> EXERCISE PROMPT
Pictures do not belong in your copy. Repeat all the other data exactly.

> DATASET RECORDS
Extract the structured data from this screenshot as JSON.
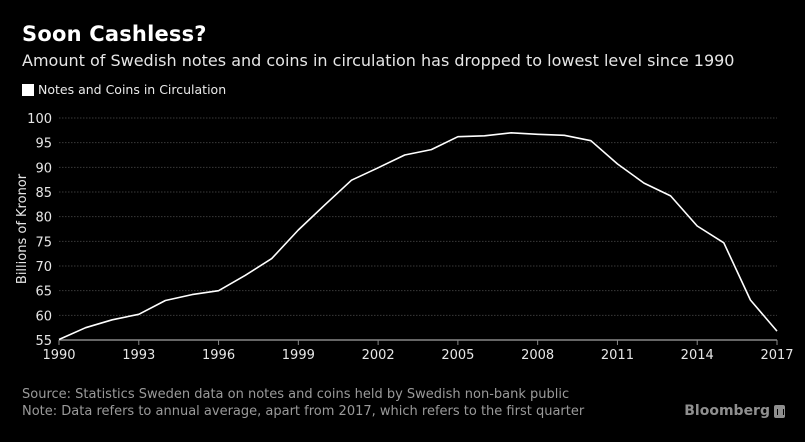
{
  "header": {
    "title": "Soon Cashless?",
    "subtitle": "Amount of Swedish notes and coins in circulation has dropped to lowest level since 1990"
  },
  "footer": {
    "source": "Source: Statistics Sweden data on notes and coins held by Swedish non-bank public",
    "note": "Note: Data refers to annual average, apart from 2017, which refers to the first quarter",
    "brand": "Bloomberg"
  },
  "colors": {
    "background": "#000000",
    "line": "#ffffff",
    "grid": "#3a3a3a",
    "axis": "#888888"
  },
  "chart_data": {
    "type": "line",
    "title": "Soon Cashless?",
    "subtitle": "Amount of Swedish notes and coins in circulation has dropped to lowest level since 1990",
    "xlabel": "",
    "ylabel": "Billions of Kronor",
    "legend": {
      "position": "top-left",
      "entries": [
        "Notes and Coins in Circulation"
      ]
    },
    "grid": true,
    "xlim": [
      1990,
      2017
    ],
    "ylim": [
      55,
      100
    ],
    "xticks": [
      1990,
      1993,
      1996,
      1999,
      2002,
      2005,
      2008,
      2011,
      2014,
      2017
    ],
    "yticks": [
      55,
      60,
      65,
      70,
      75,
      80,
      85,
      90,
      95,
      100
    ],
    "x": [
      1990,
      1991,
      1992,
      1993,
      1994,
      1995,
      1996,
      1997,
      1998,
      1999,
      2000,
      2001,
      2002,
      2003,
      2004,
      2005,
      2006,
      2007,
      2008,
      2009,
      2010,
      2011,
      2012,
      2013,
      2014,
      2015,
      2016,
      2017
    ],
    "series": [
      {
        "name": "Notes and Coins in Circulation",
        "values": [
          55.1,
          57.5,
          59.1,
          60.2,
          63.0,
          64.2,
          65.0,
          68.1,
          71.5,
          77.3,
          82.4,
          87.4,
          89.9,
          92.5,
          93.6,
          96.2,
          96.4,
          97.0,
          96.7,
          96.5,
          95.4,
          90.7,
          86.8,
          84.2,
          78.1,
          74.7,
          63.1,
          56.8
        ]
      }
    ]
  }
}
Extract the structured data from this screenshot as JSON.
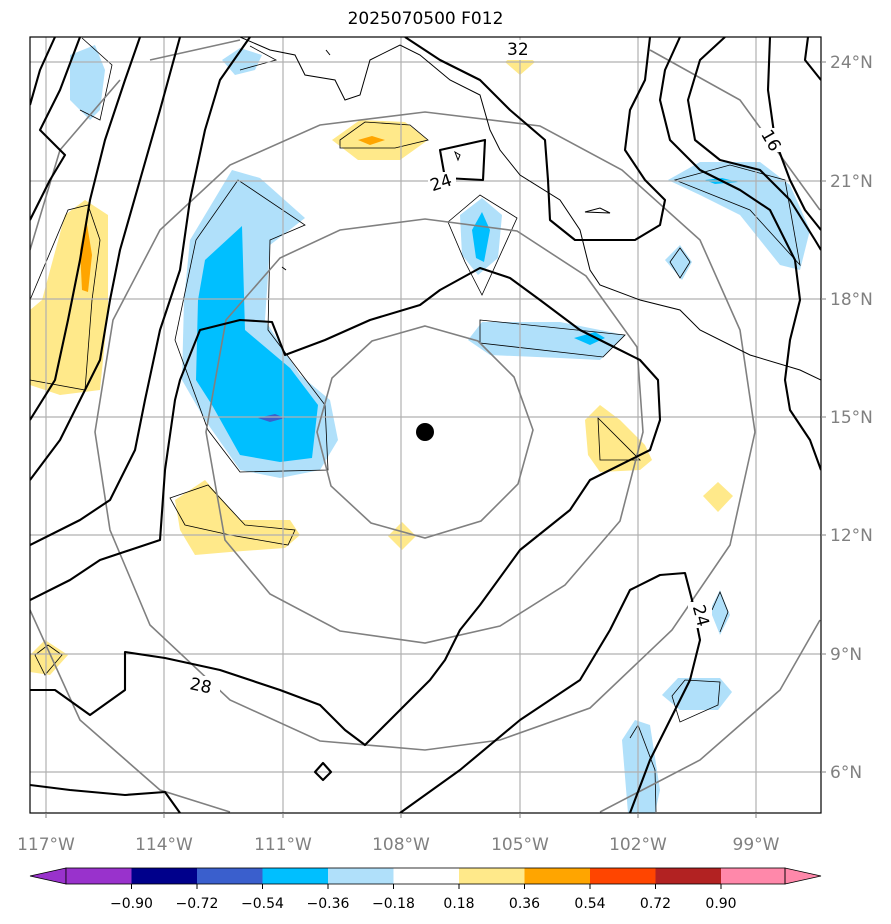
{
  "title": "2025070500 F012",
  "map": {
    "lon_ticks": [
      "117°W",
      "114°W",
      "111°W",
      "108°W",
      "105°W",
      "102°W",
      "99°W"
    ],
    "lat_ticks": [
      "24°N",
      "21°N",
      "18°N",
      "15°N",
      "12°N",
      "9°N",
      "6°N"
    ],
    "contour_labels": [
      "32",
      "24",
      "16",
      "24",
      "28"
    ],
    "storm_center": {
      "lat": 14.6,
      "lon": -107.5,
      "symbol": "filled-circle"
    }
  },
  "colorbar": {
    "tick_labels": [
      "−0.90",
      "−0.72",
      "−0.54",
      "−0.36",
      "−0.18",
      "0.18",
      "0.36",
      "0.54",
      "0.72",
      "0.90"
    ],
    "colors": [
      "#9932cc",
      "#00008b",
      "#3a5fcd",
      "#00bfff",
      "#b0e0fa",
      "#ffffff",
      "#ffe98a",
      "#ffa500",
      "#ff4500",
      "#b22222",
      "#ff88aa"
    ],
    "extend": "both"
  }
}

> COMPLETED TASK
Extract the structured data from this screenshot as JSON.
{
  "header": {
    "title": "Soon Cashless?",
    "subtitle": "Amount of Swedish notes and coins in circulation has dropped to lowest level since 1990"
  },
  "footer": {
    "source": "Source: Statistics Sweden data on notes and coins held by Swedish non-bank public",
    "note": "Note: Data refers to annual average, apart from 2017, which refers to the first quarter",
    "brand": "Bloomberg"
  },
  "colors": {
    "background": "#000000",
    "line": "#ffffff",
    "grid": "#3a3a3a",
    "axis": "#888888"
  },
  "chart_data": {
    "type": "line",
    "title": "Soon Cashless?",
    "subtitle": "Amount of Swedish notes and coins in circulation has dropped to lowest level since 1990",
    "xlabel": "",
    "ylabel": "Billions of Kronor",
    "legend": {
      "position": "top-left",
      "entries": [
        "Notes and Coins in Circulation"
      ]
    },
    "grid": true,
    "xlim": [
      1990,
      2017
    ],
    "ylim": [
      55,
      100
    ],
    "xticks": [
      1990,
      1993,
      1996,
      1999,
      2002,
      2005,
      2008,
      2011,
      2014,
      2017
    ],
    "yticks": [
      55,
      60,
      65,
      70,
      75,
      80,
      85,
      90,
      95,
      100
    ],
    "x": [
      1990,
      1991,
      1992,
      1993,
      1994,
      1995,
      1996,
      1997,
      1998,
      1999,
      2000,
      2001,
      2002,
      2003,
      2004,
      2005,
      2006,
      2007,
      2008,
      2009,
      2010,
      2011,
      2012,
      2013,
      2014,
      2015,
      2016,
      2017
    ],
    "series": [
      {
        "name": "Notes and Coins in Circulation",
        "values": [
          55.1,
          57.5,
          59.1,
          60.2,
          63.0,
          64.2,
          65.0,
          68.1,
          71.5,
          77.3,
          82.4,
          87.4,
          89.9,
          92.5,
          93.6,
          96.2,
          96.4,
          97.0,
          96.7,
          96.5,
          95.4,
          90.7,
          86.8,
          84.2,
          78.1,
          74.7,
          63.1,
          56.8
        ]
      }
    ]
  }
}
Extract the structured data from this screenshot as JSON.
{
  "title": "2025070500 F012",
  "map": {
    "lon_ticks": [
      "117°W",
      "114°W",
      "111°W",
      "108°W",
      "105°W",
      "102°W",
      "99°W"
    ],
    "lat_ticks": [
      "24°N",
      "21°N",
      "18°N",
      "15°N",
      "12°N",
      "9°N",
      "6°N"
    ],
    "contour_labels": [
      "32",
      "24",
      "16",
      "24",
      "28"
    ],
    "storm_center": {
      "lat": 14.6,
      "lon": -107.5,
      "symbol": "filled-circle"
    }
  },
  "colorbar": {
    "tick_labels": [
      "−0.90",
      "−0.72",
      "−0.54",
      "−0.36",
      "−0.18",
      "0.18",
      "0.36",
      "0.54",
      "0.72",
      "0.90"
    ],
    "colors": [
      "#9932cc",
      "#00008b",
      "#3a5fcd",
      "#00bfff",
      "#b0e0fa",
      "#ffffff",
      "#ffe98a",
      "#ffa500",
      "#ff4500",
      "#b22222",
      "#ff88aa"
    ],
    "extend": "both"
  }
}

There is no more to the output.